▸ The task:
Reproduce the complete listing without any deviation.
---- Records shown
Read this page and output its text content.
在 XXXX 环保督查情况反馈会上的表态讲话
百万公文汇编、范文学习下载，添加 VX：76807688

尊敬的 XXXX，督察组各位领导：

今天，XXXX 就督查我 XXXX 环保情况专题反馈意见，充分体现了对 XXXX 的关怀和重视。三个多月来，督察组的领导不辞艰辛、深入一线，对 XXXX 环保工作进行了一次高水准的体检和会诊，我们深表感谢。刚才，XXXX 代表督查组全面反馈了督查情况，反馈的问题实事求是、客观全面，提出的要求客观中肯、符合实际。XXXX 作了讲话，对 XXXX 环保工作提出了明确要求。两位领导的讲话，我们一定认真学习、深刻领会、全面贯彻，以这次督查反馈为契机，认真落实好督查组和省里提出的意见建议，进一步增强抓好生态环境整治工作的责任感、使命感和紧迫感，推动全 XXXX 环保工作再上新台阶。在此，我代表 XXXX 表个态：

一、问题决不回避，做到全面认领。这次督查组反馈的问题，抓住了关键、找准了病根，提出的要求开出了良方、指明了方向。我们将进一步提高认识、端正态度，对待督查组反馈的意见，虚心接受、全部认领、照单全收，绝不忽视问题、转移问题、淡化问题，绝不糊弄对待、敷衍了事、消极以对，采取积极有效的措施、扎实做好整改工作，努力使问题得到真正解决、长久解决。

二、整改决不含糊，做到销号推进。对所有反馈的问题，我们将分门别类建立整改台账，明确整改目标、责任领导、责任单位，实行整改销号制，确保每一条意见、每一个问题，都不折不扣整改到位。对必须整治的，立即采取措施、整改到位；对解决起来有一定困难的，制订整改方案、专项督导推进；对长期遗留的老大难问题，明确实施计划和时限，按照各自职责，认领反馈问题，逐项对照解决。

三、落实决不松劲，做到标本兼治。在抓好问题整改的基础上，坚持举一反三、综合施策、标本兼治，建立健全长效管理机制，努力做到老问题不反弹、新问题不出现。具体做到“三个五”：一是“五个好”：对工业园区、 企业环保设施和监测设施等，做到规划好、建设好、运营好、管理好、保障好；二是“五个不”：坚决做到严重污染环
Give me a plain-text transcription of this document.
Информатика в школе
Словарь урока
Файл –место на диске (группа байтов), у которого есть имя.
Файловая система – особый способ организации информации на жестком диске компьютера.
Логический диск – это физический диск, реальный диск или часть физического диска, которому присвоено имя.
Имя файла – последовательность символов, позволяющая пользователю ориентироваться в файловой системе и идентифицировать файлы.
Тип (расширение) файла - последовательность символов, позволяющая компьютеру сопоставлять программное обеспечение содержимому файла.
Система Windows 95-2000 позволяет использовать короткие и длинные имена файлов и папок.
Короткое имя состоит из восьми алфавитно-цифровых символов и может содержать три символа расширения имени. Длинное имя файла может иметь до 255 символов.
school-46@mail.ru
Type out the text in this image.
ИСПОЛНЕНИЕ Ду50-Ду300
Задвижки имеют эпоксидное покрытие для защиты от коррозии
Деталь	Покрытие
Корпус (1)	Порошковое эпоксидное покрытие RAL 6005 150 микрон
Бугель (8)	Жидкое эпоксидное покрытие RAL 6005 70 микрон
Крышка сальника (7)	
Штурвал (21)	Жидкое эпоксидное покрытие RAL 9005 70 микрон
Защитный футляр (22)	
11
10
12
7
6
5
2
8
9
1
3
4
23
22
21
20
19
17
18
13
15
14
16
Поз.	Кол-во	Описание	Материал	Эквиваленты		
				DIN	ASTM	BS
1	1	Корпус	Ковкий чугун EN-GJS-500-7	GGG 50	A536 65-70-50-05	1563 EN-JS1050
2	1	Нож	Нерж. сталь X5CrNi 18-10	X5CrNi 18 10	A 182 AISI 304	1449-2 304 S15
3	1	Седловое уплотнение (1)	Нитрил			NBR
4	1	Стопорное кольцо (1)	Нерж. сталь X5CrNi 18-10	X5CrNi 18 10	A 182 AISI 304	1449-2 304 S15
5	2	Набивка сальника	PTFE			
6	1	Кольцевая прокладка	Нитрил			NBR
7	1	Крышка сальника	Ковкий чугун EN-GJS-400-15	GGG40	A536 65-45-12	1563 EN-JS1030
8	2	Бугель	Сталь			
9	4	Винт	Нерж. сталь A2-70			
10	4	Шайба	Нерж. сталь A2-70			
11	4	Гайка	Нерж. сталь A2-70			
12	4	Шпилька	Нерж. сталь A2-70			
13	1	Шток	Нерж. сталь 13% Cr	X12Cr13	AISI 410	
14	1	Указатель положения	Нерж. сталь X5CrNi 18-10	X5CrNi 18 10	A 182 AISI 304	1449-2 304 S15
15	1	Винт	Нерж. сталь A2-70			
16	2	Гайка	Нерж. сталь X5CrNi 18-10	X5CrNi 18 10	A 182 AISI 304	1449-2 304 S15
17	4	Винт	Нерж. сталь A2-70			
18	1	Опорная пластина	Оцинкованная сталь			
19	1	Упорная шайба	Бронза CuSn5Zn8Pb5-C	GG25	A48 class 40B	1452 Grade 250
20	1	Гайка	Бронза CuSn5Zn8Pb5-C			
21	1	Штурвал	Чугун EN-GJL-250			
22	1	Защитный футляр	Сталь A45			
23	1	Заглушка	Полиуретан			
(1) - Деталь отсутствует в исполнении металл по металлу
--------
▸ Written response:
Read this page and output its text content.
在 XXXX 环保督查情况反馈会上的表态讲话
百万公文汇编、范文学习下载，添加 VX：76807688

尊敬的 XXXX，督察组各位领导：

今天，XXXX 就督查我 XXXX 环保情况专题反馈意见，充分体现了对 XXXX 的关怀和重视。三个多月来，督察组的领导不辞艰辛、深入一线，对 XXXX 环保工作进行了一次高水准的体检和会诊，我们深表感谢。刚才，XXXX 代表督查组全面反馈了督查情况，反馈的问题实事求是、客观全面，提出的要求客观中肯、符合实际。XXXX 作了讲话，对 XXXX 环保工作提出了明确要求。两位领导的讲话，我们一定认真学习、深刻领会、全面贯彻，以这次督查反馈为契机，认真落实好督查组和省里提出的意见建议，进一步增强抓好生态环境整治工作的责任感、使命感和紧迫感，推动全 XXXX 环保工作再上新台阶。在此，我代表 XXXX 表个态：

一、问题决不回避，做到全面认领。这次督查组反馈的问题，抓住了关键、找准了病根，提出的要求开出了良方、指明了方向。我们将进一步提高认识、端正态度，对待督查组反馈的意见，虚心接受、全部认领、照单全收，绝不忽视问题、转移问题、淡化问题，绝不糊弄对待、敷衍了事、消极以对，采取积极有效的措施、扎实做好整改工作，努力使问题得到真正解决、长久解决。

二、整改决不含糊，做到销号推进。对所有反馈的问题，我们将分门别类建立整改台账，明确整改目标、责任领导、责任单位，实行整改销号制，确保每一条意见、每一个问题，都不折不扣整改到位。对必须整治的，立即采取措施、整改到位；对解决起来有一定困难的，制订整改方案、专项督导推进；对长期遗留的老大难问题，明确实施计划和时限，按照各自职责，认领反馈问题，逐项对照解决。

三、落实决不松劲，做到标本兼治。在抓好问题整改的基础上，坚持举一反三、综合施策、标本兼治，建立健全长效管理机制，努力做到老问题不反弹、新问题不出现。具体做到“三个五”：一是“五个好”：对工业园区、 企业环保设施和监测设施等，做到规划好、建设好、运营好、管理好、保障好；二是“五个不”：坚决做到严重污染环
Give me a plain-text transcription of this document.
Информатика в школе
Словарь урока
Файл –место на диске (группа байтов), у которого есть имя.
Файловая система – особый способ организации информации на жестком диске компьютера.
Логический диск – это физический диск, реальный диск или часть физического диска, которому присвоено имя.
Имя файла – последовательность символов, позволяющая пользователю ориентироваться в файловой системе и идентифицировать файлы.
Тип (расширение) файла - последовательность символов, позволяющая компьютеру сопоставлять программное обеспечение содержимому файла.
Система Windows 95-2000 позволяет использовать короткие и длинные имена файлов и папок.
Короткое имя состоит из восьми алфавитно-цифровых символов и может содержать три символа расширения имени. Длинное имя файла может иметь до 255 символов.
school-46@mail.ru
Type out the text in this image.
ИСПОЛНЕНИЕ Ду50-Ду300
Задвижки имеют эпоксидное покрытие для защиты от коррозии
Деталь	Покрытие
Корпус (1)	Порошковое эпоксидное покрытие RAL 6005 150 микрон
Бугель (8)	Жидкое эпоксидное покрытие RAL 6005 70 микрон
Крышка сальника (7)	
Штурвал (21)	Жидкое эпоксидное покрытие RAL 9005 70 микрон
Защитный футляр (22)	
11
10
12
7
6
5
2
8
9
1
3
4
23
22
21
20
19
17
18
13
15
14
16
Поз.	Кол-во	Описание	Материал	Эквиваленты		
				DIN	ASTM	BS
1	1	Корпус	Ковкий чугун EN-GJS-500-7	GGG 50	A536 65-70-50-05	1563 EN-JS1050
2	1	Нож	Нерж. сталь X5CrNi 18-10	X5CrNi 18 10	A 182 AISI 304	1449-2 304 S15
3	1	Седловое уплотнение (1)	Нитрил			NBR
4	1	Стопорное кольцо (1)	Нерж. сталь X5CrNi 18-10	X5CrNi 18 10	A 182 AISI 304	1449-2 304 S15
5	2	Набивка сальника	PTFE			
6	1	Кольцевая прокладка	Нитрил			NBR
7	1	Крышка сальника	Ковкий чугун EN-GJS-400-15	GGG40	A536 65-45-12	1563 EN-JS1030
8	2	Бугель	Сталь			
9	4	Винт	Нерж. сталь A2-70			
10	4	Шайба	Нерж. сталь A2-70			
11	4	Гайка	Нерж. сталь A2-70			
12	4	Шпилька	Нерж. сталь A2-70			
13	1	Шток	Нерж. сталь 13% Cr	X12Cr13	AISI 410	
14	1	Указатель положения	Нерж. сталь X5CrNi 18-10	X5CrNi 18 10	A 182 AISI 304	1449-2 304 S15
15	1	Винт	Нерж. сталь A2-70			
16	2	Гайка	Нерж. сталь X5CrNi 18-10	X5CrNi 18 10	A 182 AISI 304	1449-2 304 S15
17	4	Винт	Нерж. сталь A2-70			
18	1	Опорная пластина	Оцинкованная сталь			
19	1	Упорная шайба	Бронза CuSn5Zn8Pb5-C	GG25	A48 class 40B	1452 Grade 250
20	1	Гайка	Бронза CuSn5Zn8Pb5-C			
21	1	Штурвал	Чугун EN-GJL-250			
22	1	Защитный футляр	Сталь A45			
23	1	Заглушка	Полиуретан			
(1) - Деталь отсутствует в исполнении металл по металлу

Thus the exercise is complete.